» SHORT EXERCISE
Return every entry exactly as written.

» Dataset records
▬▬▬▬▬▬▬▬▬▬

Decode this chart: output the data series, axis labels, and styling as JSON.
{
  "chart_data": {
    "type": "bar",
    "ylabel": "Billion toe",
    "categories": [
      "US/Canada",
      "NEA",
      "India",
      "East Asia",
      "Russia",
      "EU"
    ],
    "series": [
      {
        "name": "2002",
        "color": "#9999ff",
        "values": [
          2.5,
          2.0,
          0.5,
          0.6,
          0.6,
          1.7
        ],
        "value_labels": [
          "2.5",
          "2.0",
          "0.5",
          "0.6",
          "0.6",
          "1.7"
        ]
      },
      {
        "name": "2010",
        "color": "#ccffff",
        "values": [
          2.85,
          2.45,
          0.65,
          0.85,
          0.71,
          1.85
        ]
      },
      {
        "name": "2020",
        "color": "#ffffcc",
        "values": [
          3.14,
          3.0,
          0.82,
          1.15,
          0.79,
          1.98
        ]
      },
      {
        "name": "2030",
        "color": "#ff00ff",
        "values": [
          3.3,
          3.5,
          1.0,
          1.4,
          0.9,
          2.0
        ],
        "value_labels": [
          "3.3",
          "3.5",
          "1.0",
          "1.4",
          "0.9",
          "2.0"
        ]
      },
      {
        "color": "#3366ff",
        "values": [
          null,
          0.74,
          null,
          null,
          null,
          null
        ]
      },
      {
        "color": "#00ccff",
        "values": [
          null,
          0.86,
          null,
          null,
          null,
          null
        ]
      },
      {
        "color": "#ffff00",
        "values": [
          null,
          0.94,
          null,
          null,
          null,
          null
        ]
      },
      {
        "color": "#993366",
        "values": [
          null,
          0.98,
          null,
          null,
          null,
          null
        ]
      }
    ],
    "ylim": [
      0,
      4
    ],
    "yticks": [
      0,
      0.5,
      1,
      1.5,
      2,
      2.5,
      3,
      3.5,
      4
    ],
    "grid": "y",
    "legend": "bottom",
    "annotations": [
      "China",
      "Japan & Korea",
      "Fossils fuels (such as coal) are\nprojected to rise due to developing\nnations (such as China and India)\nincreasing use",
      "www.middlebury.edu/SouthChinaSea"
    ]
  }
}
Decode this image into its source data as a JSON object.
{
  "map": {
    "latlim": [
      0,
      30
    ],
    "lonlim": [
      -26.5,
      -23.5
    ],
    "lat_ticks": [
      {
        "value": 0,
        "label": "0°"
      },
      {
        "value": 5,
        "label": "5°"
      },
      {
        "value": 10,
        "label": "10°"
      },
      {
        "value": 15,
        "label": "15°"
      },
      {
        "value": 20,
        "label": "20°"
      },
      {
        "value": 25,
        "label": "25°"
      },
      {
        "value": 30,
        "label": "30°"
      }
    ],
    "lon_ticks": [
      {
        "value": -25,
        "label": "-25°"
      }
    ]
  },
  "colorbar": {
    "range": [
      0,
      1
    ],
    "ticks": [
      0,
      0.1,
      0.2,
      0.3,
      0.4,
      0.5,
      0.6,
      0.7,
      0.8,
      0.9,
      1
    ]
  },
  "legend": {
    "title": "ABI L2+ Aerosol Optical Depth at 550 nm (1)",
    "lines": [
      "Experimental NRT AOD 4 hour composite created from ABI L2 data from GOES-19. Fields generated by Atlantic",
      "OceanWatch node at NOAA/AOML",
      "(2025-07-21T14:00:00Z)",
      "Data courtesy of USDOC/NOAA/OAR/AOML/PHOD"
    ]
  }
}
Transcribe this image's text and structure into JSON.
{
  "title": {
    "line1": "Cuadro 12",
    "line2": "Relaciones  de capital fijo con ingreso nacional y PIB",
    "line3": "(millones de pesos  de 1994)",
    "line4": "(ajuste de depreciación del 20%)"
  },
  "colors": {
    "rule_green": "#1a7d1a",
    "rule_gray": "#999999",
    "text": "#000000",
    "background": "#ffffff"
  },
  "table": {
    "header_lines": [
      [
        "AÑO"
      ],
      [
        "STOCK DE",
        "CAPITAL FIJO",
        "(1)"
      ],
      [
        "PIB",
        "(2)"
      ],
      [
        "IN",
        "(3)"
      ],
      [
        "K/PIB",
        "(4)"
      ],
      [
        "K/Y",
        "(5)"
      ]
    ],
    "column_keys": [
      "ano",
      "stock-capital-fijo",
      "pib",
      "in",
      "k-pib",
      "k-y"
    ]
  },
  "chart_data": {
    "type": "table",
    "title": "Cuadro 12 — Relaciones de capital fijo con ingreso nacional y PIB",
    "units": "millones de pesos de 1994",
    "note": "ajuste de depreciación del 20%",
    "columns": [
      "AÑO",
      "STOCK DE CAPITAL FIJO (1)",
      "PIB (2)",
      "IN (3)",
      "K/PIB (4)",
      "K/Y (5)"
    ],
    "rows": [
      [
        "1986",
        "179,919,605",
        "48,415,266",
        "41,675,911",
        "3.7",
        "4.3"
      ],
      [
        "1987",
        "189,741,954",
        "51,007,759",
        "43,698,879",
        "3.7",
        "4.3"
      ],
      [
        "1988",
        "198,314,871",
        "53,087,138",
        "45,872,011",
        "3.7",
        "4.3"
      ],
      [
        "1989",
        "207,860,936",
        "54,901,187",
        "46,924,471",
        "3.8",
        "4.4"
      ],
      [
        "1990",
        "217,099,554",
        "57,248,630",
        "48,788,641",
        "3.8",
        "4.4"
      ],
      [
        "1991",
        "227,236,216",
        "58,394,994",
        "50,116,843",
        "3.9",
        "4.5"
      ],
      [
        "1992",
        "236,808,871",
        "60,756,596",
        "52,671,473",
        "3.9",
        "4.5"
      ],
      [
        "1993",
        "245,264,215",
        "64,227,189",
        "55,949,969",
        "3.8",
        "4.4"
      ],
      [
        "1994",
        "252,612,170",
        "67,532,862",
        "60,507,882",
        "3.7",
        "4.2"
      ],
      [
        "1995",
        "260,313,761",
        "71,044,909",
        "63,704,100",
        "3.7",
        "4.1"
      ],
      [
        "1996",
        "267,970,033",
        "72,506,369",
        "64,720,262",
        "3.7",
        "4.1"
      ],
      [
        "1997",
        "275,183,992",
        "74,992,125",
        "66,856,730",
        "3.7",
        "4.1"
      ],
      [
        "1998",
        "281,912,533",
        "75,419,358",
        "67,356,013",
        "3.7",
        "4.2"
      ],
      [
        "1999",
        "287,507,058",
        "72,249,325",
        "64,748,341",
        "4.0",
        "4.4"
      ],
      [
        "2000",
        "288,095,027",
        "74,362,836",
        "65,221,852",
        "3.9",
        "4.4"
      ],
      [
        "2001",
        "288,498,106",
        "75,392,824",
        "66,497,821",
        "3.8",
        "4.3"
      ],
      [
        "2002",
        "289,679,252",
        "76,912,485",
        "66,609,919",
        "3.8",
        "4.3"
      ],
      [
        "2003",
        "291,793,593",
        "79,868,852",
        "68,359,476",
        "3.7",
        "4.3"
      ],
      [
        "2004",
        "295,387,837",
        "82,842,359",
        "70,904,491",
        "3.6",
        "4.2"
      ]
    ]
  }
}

▬▬▬▬▬▬▬▬▬▬

» EXERCISE OUTPUT
Decode this chart: output the data series, axis labels, and styling as JSON.
{
  "chart_data": {
    "type": "bar",
    "ylabel": "Billion toe",
    "categories": [
      "US/Canada",
      "NEA",
      "India",
      "East Asia",
      "Russia",
      "EU"
    ],
    "series": [
      {
        "name": "2002",
        "color": "#9999ff",
        "values": [
          2.5,
          2.0,
          0.5,
          0.6,
          0.6,
          1.7
        ],
        "value_labels": [
          "2.5",
          "2.0",
          "0.5",
          "0.6",
          "0.6",
          "1.7"
        ]
      },
      {
        "name": "2010",
        "color": "#ccffff",
        "values": [
          2.85,
          2.45,
          0.65,
          0.85,
          0.71,
          1.85
        ]
      },
      {
        "name": "2020",
        "color": "#ffffcc",
        "values": [
          3.14,
          3.0,
          0.82,
          1.15,
          0.79,
          1.98
        ]
      },
      {
        "name": "2030",
        "color": "#ff00ff",
        "values": [
          3.3,
          3.5,
          1.0,
          1.4,
          0.9,
          2.0
        ],
        "value_labels": [
          "3.3",
          "3.5",
          "1.0",
          "1.4",
          "0.9",
          "2.0"
        ]
      },
      {
        "color": "#3366ff",
        "values": [
          null,
          0.74,
          null,
          null,
          null,
          null
        ]
      },
      {
        "color": "#00ccff",
        "values": [
          null,
          0.86,
          null,
          null,
          null,
          null
        ]
      },
      {
        "color": "#ffff00",
        "values": [
          null,
          0.94,
          null,
          null,
          null,
          null
        ]
      },
      {
        "color": "#993366",
        "values": [
          null,
          0.98,
          null,
          null,
          null,
          null
        ]
      }
    ],
    "ylim": [
      0,
      4
    ],
    "yticks": [
      0,
      0.5,
      1,
      1.5,
      2,
      2.5,
      3,
      3.5,
      4
    ],
    "grid": "y",
    "legend": "bottom",
    "annotations": [
      "China",
      "Japan & Korea",
      "Fossils fuels (such as coal) are\nprojected to rise due to developing\nnations (such as China and India)\nincreasing use",
      "www.middlebury.edu/SouthChinaSea"
    ]
  }
}
Decode this image into its source data as a JSON object.
{
  "map": {
    "latlim": [
      0,
      30
    ],
    "lonlim": [
      -26.5,
      -23.5
    ],
    "lat_ticks": [
      {
        "value": 0,
        "label": "0°"
      },
      {
        "value": 5,
        "label": "5°"
      },
      {
        "value": 10,
        "label": "10°"
      },
      {
        "value": 15,
        "label": "15°"
      },
      {
        "value": 20,
        "label": "20°"
      },
      {
        "value": 25,
        "label": "25°"
      },
      {
        "value": 30,
        "label": "30°"
      }
    ],
    "lon_ticks": [
      {
        "value": -25,
        "label": "-25°"
      }
    ]
  },
  "colorbar": {
    "range": [
      0,
      1
    ],
    "ticks": [
      0,
      0.1,
      0.2,
      0.3,
      0.4,
      0.5,
      0.6,
      0.7,
      0.8,
      0.9,
      1
    ]
  },
  "legend": {
    "title": "ABI L2+ Aerosol Optical Depth at 550 nm (1)",
    "lines": [
      "Experimental NRT AOD 4 hour composite created from ABI L2 data from GOES-19. Fields generated by Atlantic",
      "OceanWatch node at NOAA/AOML",
      "(2025-07-21T14:00:00Z)",
      "Data courtesy of USDOC/NOAA/OAR/AOML/PHOD"
    ]
  }
}
Transcribe this image's text and structure into JSON.
{
  "title": {
    "line1": "Cuadro 12",
    "line2": "Relaciones  de capital fijo con ingreso nacional y PIB",
    "line3": "(millones de pesos  de 1994)",
    "line4": "(ajuste de depreciación del 20%)"
  },
  "colors": {
    "rule_green": "#1a7d1a",
    "rule_gray": "#999999",
    "text": "#000000",
    "background": "#ffffff"
  },
  "table": {
    "header_lines": [
      [
        "AÑO"
      ],
      [
        "STOCK DE",
        "CAPITAL FIJO",
        "(1)"
      ],
      [
        "PIB",
        "(2)"
      ],
      [
        "IN",
        "(3)"
      ],
      [
        "K/PIB",
        "(4)"
      ],
      [
        "K/Y",
        "(5)"
      ]
    ],
    "column_keys": [
      "ano",
      "stock-capital-fijo",
      "pib",
      "in",
      "k-pib",
      "k-y"
    ]
  },
  "chart_data": {
    "type": "table",
    "title": "Cuadro 12 — Relaciones de capital fijo con ingreso nacional y PIB",
    "units": "millones de pesos de 1994",
    "note": "ajuste de depreciación del 20%",
    "columns": [
      "AÑO",
      "STOCK DE CAPITAL FIJO (1)",
      "PIB (2)",
      "IN (3)",
      "K/PIB (4)",
      "K/Y (5)"
    ],
    "rows": [
      [
        "1986",
        "179,919,605",
        "48,415,266",
        "41,675,911",
        "3.7",
        "4.3"
      ],
      [
        "1987",
        "189,741,954",
        "51,007,759",
        "43,698,879",
        "3.7",
        "4.3"
      ],
      [
        "1988",
        "198,314,871",
        "53,087,138",
        "45,872,011",
        "3.7",
        "4.3"
      ],
      [
        "1989",
        "207,860,936",
        "54,901,187",
        "46,924,471",
        "3.8",
        "4.4"
      ],
      [
        "1990",
        "217,099,554",
        "57,248,630",
        "48,788,641",
        "3.8",
        "4.4"
      ],
      [
        "1991",
        "227,236,216",
        "58,394,994",
        "50,116,843",
        "3.9",
        "4.5"
      ],
      [
        "1992",
        "236,808,871",
        "60,756,596",
        "52,671,473",
        "3.9",
        "4.5"
      ],
      [
        "1993",
        "245,264,215",
        "64,227,189",
        "55,949,969",
        "3.8",
        "4.4"
      ],
      [
        "1994",
        "252,612,170",
        "67,532,862",
        "60,507,882",
        "3.7",
        "4.2"
      ],
      [
        "1995",
        "260,313,761",
        "71,044,909",
        "63,704,100",
        "3.7",
        "4.1"
      ],
      [
        "1996",
        "267,970,033",
        "72,506,369",
        "64,720,262",
        "3.7",
        "4.1"
      ],
      [
        "1997",
        "275,183,992",
        "74,992,125",
        "66,856,730",
        "3.7",
        "4.1"
      ],
      [
        "1998",
        "281,912,533",
        "75,419,358",
        "67,356,013",
        "3.7",
        "4.2"
      ],
      [
        "1999",
        "287,507,058",
        "72,249,325",
        "64,748,341",
        "4.0",
        "4.4"
      ],
      [
        "2000",
        "288,095,027",
        "74,362,836",
        "65,221,852",
        "3.9",
        "4.4"
      ],
      [
        "2001",
        "288,498,106",
        "75,392,824",
        "66,497,821",
        "3.8",
        "4.3"
      ],
      [
        "2002",
        "289,679,252",
        "76,912,485",
        "66,609,919",
        "3.8",
        "4.3"
      ],
      [
        "2003",
        "291,793,593",
        "79,868,852",
        "68,359,476",
        "3.7",
        "4.3"
      ],
      [
        "2004",
        "295,387,837",
        "82,842,359",
        "70,904,491",
        "3.6",
        "4.2"
      ]
    ]
  }
}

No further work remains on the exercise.